### Dataset
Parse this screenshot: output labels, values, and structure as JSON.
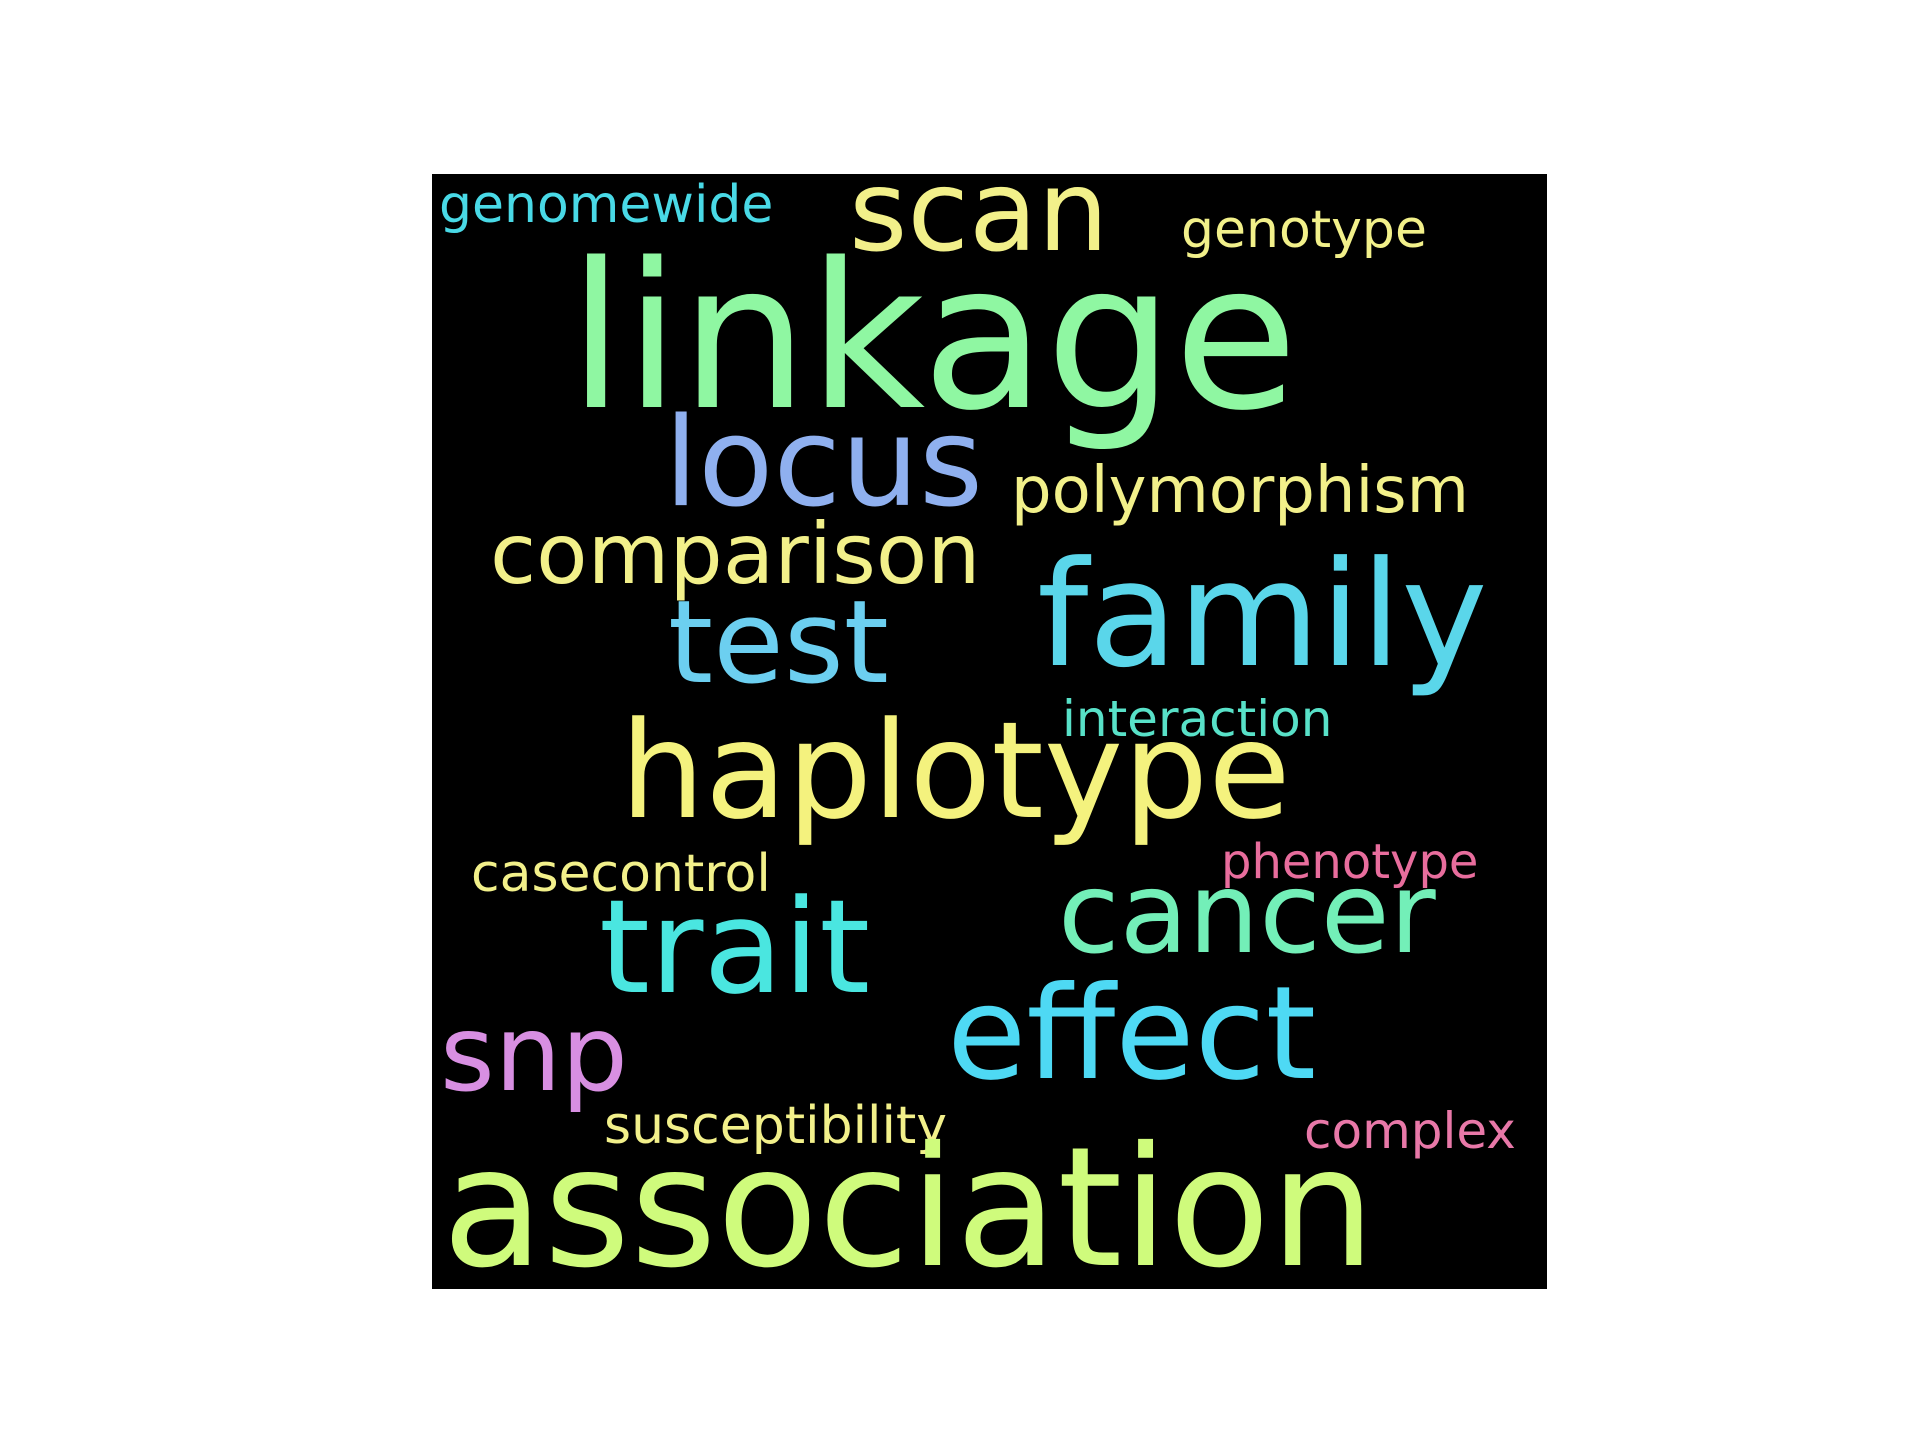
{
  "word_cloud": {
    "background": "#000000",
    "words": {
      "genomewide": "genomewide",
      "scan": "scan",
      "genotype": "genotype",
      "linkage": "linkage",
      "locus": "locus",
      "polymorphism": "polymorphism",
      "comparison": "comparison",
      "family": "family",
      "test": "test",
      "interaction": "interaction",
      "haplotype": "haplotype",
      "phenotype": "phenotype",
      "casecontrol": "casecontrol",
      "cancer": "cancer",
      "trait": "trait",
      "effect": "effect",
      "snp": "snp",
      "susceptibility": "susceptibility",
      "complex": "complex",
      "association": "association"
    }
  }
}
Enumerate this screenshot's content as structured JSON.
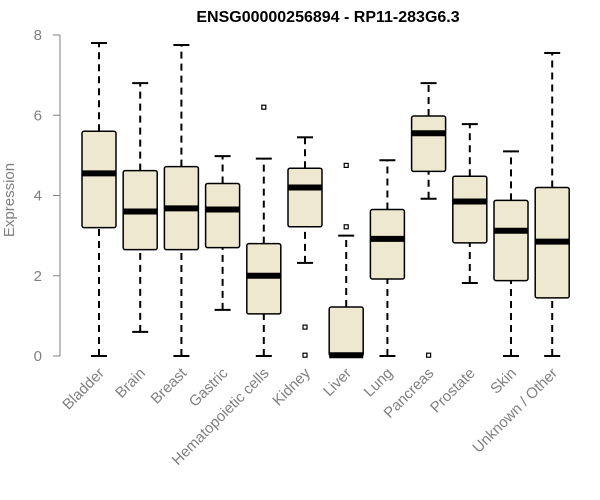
######
### Dataset
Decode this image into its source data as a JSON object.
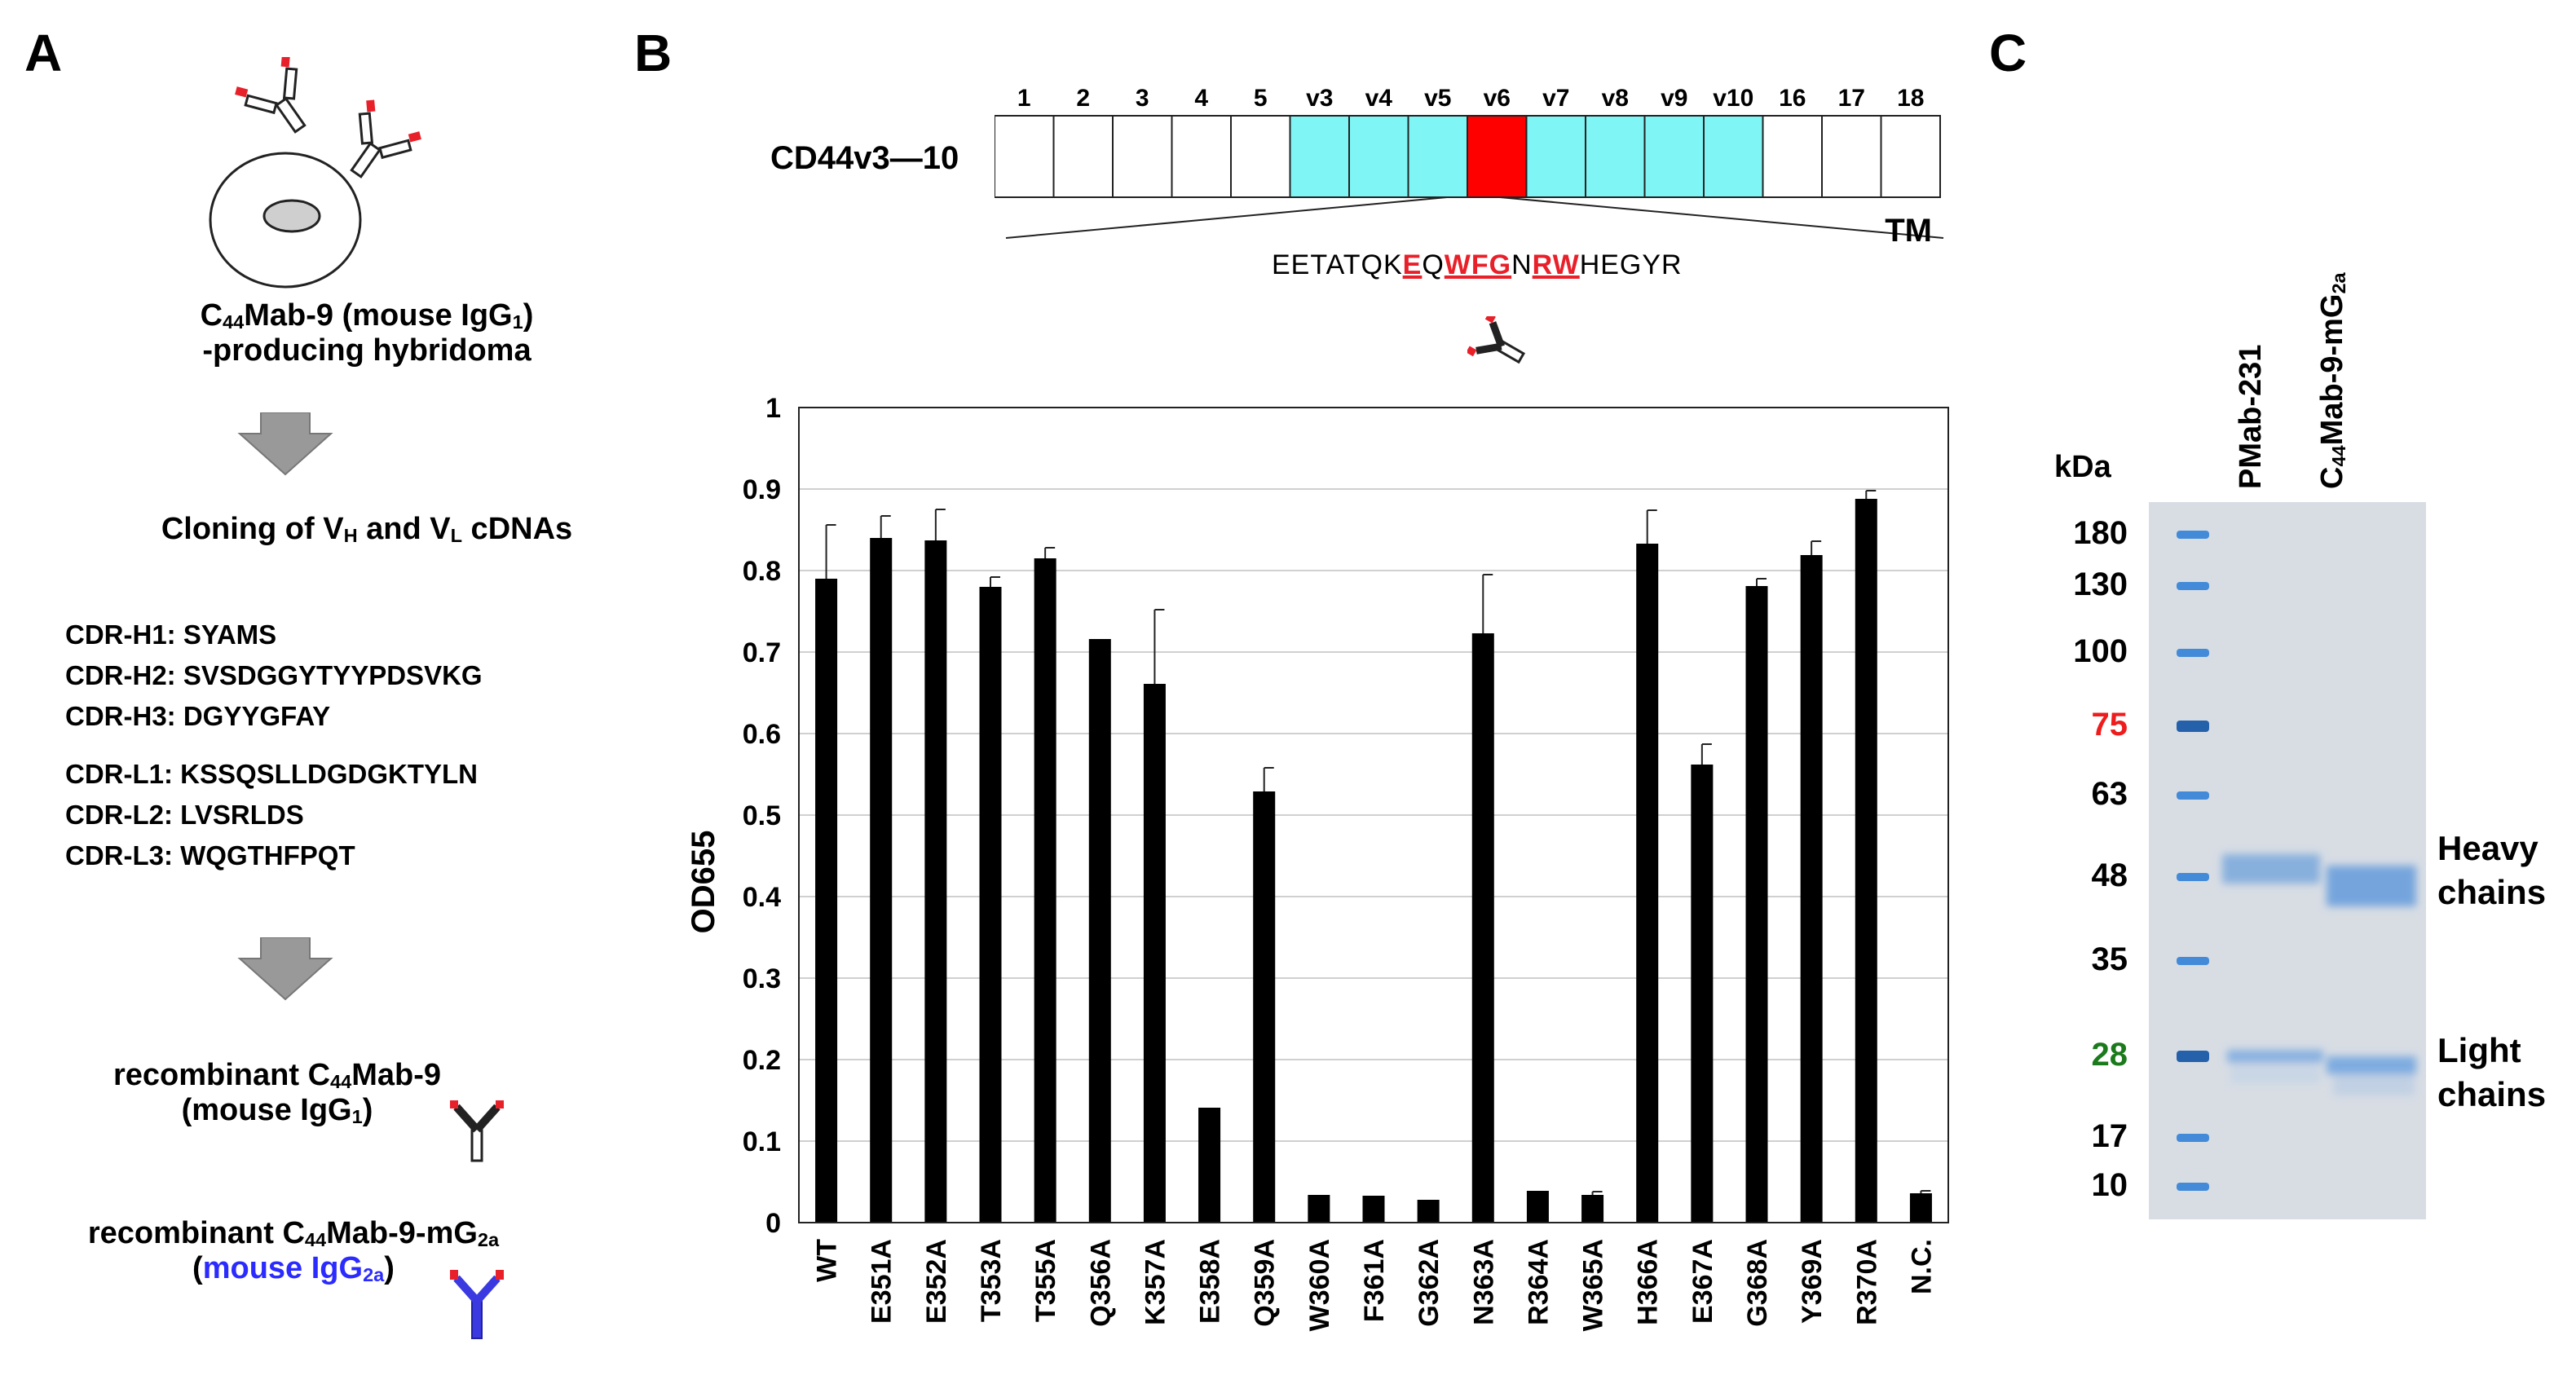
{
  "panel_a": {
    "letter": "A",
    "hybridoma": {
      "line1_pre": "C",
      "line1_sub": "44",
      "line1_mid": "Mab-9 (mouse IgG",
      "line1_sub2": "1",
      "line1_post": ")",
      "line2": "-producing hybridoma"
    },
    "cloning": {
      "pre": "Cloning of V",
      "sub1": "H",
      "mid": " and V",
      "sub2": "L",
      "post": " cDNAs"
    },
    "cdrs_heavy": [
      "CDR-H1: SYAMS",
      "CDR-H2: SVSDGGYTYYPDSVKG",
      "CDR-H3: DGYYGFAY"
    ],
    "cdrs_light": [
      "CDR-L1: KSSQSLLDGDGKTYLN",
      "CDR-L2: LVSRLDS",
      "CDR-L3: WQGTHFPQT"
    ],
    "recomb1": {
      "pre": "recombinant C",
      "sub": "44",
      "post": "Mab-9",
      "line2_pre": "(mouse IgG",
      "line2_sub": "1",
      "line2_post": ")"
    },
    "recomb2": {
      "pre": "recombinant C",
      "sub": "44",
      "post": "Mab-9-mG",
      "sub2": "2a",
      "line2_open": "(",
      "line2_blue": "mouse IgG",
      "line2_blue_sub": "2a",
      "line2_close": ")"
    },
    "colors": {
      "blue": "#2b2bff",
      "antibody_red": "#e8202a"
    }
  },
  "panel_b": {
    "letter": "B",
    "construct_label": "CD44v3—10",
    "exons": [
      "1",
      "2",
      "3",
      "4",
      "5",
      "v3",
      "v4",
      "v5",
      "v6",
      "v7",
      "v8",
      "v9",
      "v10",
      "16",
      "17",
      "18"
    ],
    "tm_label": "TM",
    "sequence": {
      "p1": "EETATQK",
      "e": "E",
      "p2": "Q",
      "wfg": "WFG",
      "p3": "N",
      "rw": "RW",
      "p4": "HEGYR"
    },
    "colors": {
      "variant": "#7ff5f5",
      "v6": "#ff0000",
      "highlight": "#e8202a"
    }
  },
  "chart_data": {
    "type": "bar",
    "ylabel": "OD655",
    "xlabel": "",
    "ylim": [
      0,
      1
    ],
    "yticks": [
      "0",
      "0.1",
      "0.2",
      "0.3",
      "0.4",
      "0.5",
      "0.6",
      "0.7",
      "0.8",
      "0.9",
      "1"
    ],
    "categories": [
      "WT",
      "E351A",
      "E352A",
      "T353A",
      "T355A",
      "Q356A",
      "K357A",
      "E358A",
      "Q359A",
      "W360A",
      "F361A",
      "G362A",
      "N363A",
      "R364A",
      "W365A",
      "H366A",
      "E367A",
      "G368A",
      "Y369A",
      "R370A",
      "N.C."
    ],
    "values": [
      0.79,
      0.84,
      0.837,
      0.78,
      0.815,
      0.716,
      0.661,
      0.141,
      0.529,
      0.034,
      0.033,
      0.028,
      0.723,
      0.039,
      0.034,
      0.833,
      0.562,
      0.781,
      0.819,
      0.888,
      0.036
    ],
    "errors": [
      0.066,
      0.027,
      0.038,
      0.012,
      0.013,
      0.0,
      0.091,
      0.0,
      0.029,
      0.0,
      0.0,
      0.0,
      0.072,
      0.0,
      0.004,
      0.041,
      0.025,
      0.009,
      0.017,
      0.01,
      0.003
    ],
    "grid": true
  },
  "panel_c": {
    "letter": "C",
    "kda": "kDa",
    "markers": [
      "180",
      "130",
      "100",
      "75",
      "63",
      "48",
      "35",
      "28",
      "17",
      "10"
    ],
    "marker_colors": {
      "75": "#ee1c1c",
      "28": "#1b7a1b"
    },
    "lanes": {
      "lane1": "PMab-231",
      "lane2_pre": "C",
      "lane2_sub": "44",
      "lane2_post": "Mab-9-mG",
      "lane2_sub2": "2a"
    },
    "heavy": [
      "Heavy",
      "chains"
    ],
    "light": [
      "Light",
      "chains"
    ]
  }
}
######
▶ Work instruction
What you return must match, character for character, the lines above from the one with "Parse this screenshot: output" through the one with "Enumerate this screenshot's", minus any pictures.

▶ Response
Parse this screenshot: output labels, values, and structure as JSON.
{
  "word_cloud": {
    "background": "#000000",
    "words": {
      "genomewide": "genomewide",
      "scan": "scan",
      "genotype": "genotype",
      "linkage": "linkage",
      "locus": "locus",
      "polymorphism": "polymorphism",
      "comparison": "comparison",
      "family": "family",
      "test": "test",
      "interaction": "interaction",
      "haplotype": "haplotype",
      "phenotype": "phenotype",
      "casecontrol": "casecontrol",
      "cancer": "cancer",
      "trait": "trait",
      "effect": "effect",
      "snp": "snp",
      "susceptibility": "susceptibility",
      "complex": "complex",
      "association": "association"
    }
  }
}
Enumerate this screenshot's content as structured JSON.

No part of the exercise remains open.